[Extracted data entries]
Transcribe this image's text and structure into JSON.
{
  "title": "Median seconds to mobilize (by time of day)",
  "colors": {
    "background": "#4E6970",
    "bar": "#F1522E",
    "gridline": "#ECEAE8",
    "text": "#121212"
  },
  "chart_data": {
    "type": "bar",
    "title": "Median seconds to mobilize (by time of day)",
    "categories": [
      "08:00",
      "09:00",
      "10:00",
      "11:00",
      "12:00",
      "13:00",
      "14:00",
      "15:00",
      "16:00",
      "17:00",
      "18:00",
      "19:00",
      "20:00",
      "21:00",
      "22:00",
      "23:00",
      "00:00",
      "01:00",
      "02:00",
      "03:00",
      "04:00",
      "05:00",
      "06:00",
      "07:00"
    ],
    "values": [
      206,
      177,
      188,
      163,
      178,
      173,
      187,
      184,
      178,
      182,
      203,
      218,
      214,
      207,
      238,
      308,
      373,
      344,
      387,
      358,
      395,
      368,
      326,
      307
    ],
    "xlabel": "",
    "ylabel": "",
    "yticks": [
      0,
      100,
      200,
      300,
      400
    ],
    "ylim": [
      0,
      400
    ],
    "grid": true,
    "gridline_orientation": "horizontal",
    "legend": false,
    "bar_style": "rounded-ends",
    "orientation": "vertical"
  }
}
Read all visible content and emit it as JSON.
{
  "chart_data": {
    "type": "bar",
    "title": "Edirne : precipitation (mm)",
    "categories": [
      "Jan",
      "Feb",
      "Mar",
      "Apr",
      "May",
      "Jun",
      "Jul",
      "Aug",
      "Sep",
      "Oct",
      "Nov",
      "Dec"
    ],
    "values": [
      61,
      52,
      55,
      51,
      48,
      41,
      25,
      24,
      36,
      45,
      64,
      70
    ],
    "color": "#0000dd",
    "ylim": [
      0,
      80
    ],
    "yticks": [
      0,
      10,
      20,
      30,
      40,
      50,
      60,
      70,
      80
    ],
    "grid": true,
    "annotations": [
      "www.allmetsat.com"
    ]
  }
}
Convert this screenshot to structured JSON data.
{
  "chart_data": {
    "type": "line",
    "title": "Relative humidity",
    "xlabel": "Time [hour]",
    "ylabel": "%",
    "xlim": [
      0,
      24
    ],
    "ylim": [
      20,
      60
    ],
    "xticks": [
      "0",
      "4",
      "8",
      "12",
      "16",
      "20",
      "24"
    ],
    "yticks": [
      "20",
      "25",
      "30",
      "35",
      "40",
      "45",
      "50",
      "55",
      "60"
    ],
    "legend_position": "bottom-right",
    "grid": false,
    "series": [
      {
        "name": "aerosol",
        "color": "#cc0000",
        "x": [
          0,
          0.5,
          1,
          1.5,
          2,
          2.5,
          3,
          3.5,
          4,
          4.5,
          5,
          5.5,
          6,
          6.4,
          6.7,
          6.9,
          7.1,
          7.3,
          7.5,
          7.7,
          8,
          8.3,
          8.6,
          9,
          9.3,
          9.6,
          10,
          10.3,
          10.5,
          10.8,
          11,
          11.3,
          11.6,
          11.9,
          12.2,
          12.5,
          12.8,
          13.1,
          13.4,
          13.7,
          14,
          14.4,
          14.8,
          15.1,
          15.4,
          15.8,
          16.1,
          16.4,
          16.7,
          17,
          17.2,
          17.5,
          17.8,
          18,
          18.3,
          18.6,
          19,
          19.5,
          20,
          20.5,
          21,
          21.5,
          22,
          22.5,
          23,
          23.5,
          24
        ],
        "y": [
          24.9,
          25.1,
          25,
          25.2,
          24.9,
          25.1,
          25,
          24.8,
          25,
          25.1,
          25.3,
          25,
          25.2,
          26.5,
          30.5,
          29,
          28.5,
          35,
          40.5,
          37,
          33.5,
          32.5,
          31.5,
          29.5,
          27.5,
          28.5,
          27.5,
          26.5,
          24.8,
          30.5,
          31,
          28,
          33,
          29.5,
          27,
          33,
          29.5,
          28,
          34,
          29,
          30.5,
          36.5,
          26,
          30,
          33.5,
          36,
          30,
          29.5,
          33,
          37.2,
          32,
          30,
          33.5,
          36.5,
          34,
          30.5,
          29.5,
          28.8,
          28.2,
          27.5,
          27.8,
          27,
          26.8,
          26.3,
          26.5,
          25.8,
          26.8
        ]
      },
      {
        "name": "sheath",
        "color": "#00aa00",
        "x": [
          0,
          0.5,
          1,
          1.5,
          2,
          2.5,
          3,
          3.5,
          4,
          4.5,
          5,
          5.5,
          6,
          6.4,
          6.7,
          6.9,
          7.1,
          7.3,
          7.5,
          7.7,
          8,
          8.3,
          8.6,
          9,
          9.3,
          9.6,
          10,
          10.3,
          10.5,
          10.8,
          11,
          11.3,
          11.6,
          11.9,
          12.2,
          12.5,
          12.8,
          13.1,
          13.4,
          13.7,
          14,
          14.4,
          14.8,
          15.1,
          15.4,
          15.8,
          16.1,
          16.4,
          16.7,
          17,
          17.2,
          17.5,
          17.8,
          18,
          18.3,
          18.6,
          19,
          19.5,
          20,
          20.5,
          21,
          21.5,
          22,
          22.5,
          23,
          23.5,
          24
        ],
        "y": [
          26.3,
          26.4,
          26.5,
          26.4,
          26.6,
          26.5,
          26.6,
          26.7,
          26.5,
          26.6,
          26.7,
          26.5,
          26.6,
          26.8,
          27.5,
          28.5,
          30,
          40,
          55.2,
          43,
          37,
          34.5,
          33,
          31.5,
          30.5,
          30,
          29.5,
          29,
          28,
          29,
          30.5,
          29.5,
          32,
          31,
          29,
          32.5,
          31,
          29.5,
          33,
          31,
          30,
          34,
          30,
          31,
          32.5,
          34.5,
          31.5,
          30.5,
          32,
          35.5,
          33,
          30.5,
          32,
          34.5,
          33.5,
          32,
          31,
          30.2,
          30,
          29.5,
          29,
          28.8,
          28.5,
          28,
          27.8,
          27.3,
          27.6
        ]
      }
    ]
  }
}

**EXERCISE BRIEF:**
Exactly reproduce all of the entries above.

**SOLUTION:**
Transcribe this image's text and structure into JSON.
{
  "title": "Median seconds to mobilize (by time of day)",
  "colors": {
    "background": "#4E6970",
    "bar": "#F1522E",
    "gridline": "#ECEAE8",
    "text": "#121212"
  },
  "chart_data": {
    "type": "bar",
    "title": "Median seconds to mobilize (by time of day)",
    "categories": [
      "08:00",
      "09:00",
      "10:00",
      "11:00",
      "12:00",
      "13:00",
      "14:00",
      "15:00",
      "16:00",
      "17:00",
      "18:00",
      "19:00",
      "20:00",
      "21:00",
      "22:00",
      "23:00",
      "00:00",
      "01:00",
      "02:00",
      "03:00",
      "04:00",
      "05:00",
      "06:00",
      "07:00"
    ],
    "values": [
      206,
      177,
      188,
      163,
      178,
      173,
      187,
      184,
      178,
      182,
      203,
      218,
      214,
      207,
      238,
      308,
      373,
      344,
      387,
      358,
      395,
      368,
      326,
      307
    ],
    "xlabel": "",
    "ylabel": "",
    "yticks": [
      0,
      100,
      200,
      300,
      400
    ],
    "ylim": [
      0,
      400
    ],
    "grid": true,
    "gridline_orientation": "horizontal",
    "legend": false,
    "bar_style": "rounded-ends",
    "orientation": "vertical"
  }
}
Read all visible content and emit it as JSON.
{
  "chart_data": {
    "type": "bar",
    "title": "Edirne : precipitation (mm)",
    "categories": [
      "Jan",
      "Feb",
      "Mar",
      "Apr",
      "May",
      "Jun",
      "Jul",
      "Aug",
      "Sep",
      "Oct",
      "Nov",
      "Dec"
    ],
    "values": [
      61,
      52,
      55,
      51,
      48,
      41,
      25,
      24,
      36,
      45,
      64,
      70
    ],
    "color": "#0000dd",
    "ylim": [
      0,
      80
    ],
    "yticks": [
      0,
      10,
      20,
      30,
      40,
      50,
      60,
      70,
      80
    ],
    "grid": true,
    "annotations": [
      "www.allmetsat.com"
    ]
  }
}
Convert this screenshot to structured JSON data.
{
  "chart_data": {
    "type": "line",
    "title": "Relative humidity",
    "xlabel": "Time [hour]",
    "ylabel": "%",
    "xlim": [
      0,
      24
    ],
    "ylim": [
      20,
      60
    ],
    "xticks": [
      "0",
      "4",
      "8",
      "12",
      "16",
      "20",
      "24"
    ],
    "yticks": [
      "20",
      "25",
      "30",
      "35",
      "40",
      "45",
      "50",
      "55",
      "60"
    ],
    "legend_position": "bottom-right",
    "grid": false,
    "series": [
      {
        "name": "aerosol",
        "color": "#cc0000",
        "x": [
          0,
          0.5,
          1,
          1.5,
          2,
          2.5,
          3,
          3.5,
          4,
          4.5,
          5,
          5.5,
          6,
          6.4,
          6.7,
          6.9,
          7.1,
          7.3,
          7.5,
          7.7,
          8,
          8.3,
          8.6,
          9,
          9.3,
          9.6,
          10,
          10.3,
          10.5,
          10.8,
          11,
          11.3,
          11.6,
          11.9,
          12.2,
          12.5,
          12.8,
          13.1,
          13.4,
          13.7,
          14,
          14.4,
          14.8,
          15.1,
          15.4,
          15.8,
          16.1,
          16.4,
          16.7,
          17,
          17.2,
          17.5,
          17.8,
          18,
          18.3,
          18.6,
          19,
          19.5,
          20,
          20.5,
          21,
          21.5,
          22,
          22.5,
          23,
          23.5,
          24
        ],
        "y": [
          24.9,
          25.1,
          25,
          25.2,
          24.9,
          25.1,
          25,
          24.8,
          25,
          25.1,
          25.3,
          25,
          25.2,
          26.5,
          30.5,
          29,
          28.5,
          35,
          40.5,
          37,
          33.5,
          32.5,
          31.5,
          29.5,
          27.5,
          28.5,
          27.5,
          26.5,
          24.8,
          30.5,
          31,
          28,
          33,
          29.5,
          27,
          33,
          29.5,
          28,
          34,
          29,
          30.5,
          36.5,
          26,
          30,
          33.5,
          36,
          30,
          29.5,
          33,
          37.2,
          32,
          30,
          33.5,
          36.5,
          34,
          30.5,
          29.5,
          28.8,
          28.2,
          27.5,
          27.8,
          27,
          26.8,
          26.3,
          26.5,
          25.8,
          26.8
        ]
      },
      {
        "name": "sheath",
        "color": "#00aa00",
        "x": [
          0,
          0.5,
          1,
          1.5,
          2,
          2.5,
          3,
          3.5,
          4,
          4.5,
          5,
          5.5,
          6,
          6.4,
          6.7,
          6.9,
          7.1,
          7.3,
          7.5,
          7.7,
          8,
          8.3,
          8.6,
          9,
          9.3,
          9.6,
          10,
          10.3,
          10.5,
          10.8,
          11,
          11.3,
          11.6,
          11.9,
          12.2,
          12.5,
          12.8,
          13.1,
          13.4,
          13.7,
          14,
          14.4,
          14.8,
          15.1,
          15.4,
          15.8,
          16.1,
          16.4,
          16.7,
          17,
          17.2,
          17.5,
          17.8,
          18,
          18.3,
          18.6,
          19,
          19.5,
          20,
          20.5,
          21,
          21.5,
          22,
          22.5,
          23,
          23.5,
          24
        ],
        "y": [
          26.3,
          26.4,
          26.5,
          26.4,
          26.6,
          26.5,
          26.6,
          26.7,
          26.5,
          26.6,
          26.7,
          26.5,
          26.6,
          26.8,
          27.5,
          28.5,
          30,
          40,
          55.2,
          43,
          37,
          34.5,
          33,
          31.5,
          30.5,
          30,
          29.5,
          29,
          28,
          29,
          30.5,
          29.5,
          32,
          31,
          29,
          32.5,
          31,
          29.5,
          33,
          31,
          30,
          34,
          30,
          31,
          32.5,
          34.5,
          31.5,
          30.5,
          32,
          35.5,
          33,
          30.5,
          32,
          34.5,
          33.5,
          32,
          31,
          30.2,
          30,
          29.5,
          29,
          28.8,
          28.5,
          28,
          27.8,
          27.3,
          27.6
        ]
      }
    ]
  }
}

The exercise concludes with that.